* Task statement *
Give back a single number, the count of lines containing the word "Alexandre".

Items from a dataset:
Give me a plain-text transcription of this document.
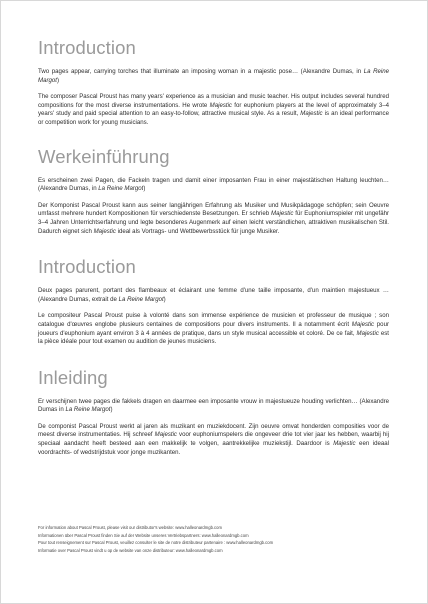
Introduction

Two pages appear, carrying torches that illuminate an imposing woman in a majestic pose… (Alexandre Dumas, in La Reine Margot)

The composer Pascal Proust has many years' experience as a musician and music teacher. His output includes several hundred compositions for the most diverse instrumentations. He wrote Majestic for euphonium players at the level of approximately 3–4 years' study and paid special attention to an easy-to-follow, attractive musical style. As a result, Majestic is an ideal performance or competition work for young musicians.

Werkeinführung

Es erscheinen zwei Pagen, die Fackeln tragen und damit einer imposanten Frau in einer majestätischen Haltung leuchten… (Alexandre Dumas, in La Reine Margot)

Der Komponist Pascal Proust kann aus seiner langjährigen Erfahrung als Musiker und Musikpädagoge schöpfen; sein Oeuvre umfasst mehrere hundert Kompositionen für verschiedenste Besetzungen. Er schrieb Majestic für Euphoniumspieler mit ungefähr 3–4 Jahren Unterrichtserfahrung und legte besonderes Augenmerk auf einen leicht verständlichen, attraktiven musikalischen Stil. Dadurch eignet sich Majestic ideal als Vortrags- und Wettbewerbsstück für junge Musiker.

Introduction

Deux pages parurent, portant des flambeaux et éclairant une femme d'une taille imposante, d'un maintien majestueux … (Alexandre Dumas, extrait de La Reine Margot)

Le compositeur Pascal Proust puise à volonté dans son immense expérience de musicien et professeur de musique ; son catalogue d'œuvres englobe plusieurs centaines de compositions pour divers instruments. Il a notamment écrit Majestic pour joueurs d'euphonium ayant environ 3 à 4 années de pratique, dans un style musical accessible et coloré. De ce fait, Majestic est la pièce idéale pour tout examen ou audition de jeunes musiciens.

Inleiding

Er verschijnen twee pages die fakkels dragen en daarmee een imposante vrouw in majestueuze houding verlichten… (Alexandre Dumas in La Reine Margot)

De componist Pascal Proust werkt al jaren als muzikant en muziekdocent. Zijn oeuvre omvat honderden composities voor de meest diverse instrumentaties. Hij schreef Majestic voor euphoniumspelers die ongeveer drie tot vier jaar les hebben, waarbij hij speciaal aandacht heeft besteed aan een makkelijk te volgen, aantrekkelijke muziekstijl. Daardoor is Majestic een ideaal voordrachts- of wedstrijdstuk voor jonge muzikanten.

For information about Pascal Proust, please visit our distributor's website: www.halleonardmgb.com
Informationen über Pascal Proust finden Sie auf der Website unseres Vertriebspartners: www.halleonardmgb.com
Pour tout renseignement sur Pascal Proust, veuillez consulter le site de notre distributeur partenaire : www.halleonardmgb.com
Informatie over Pascal Proust vindt u op de website van onze distributeur: www.halleonardmgb.com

* Output of the exercise *
4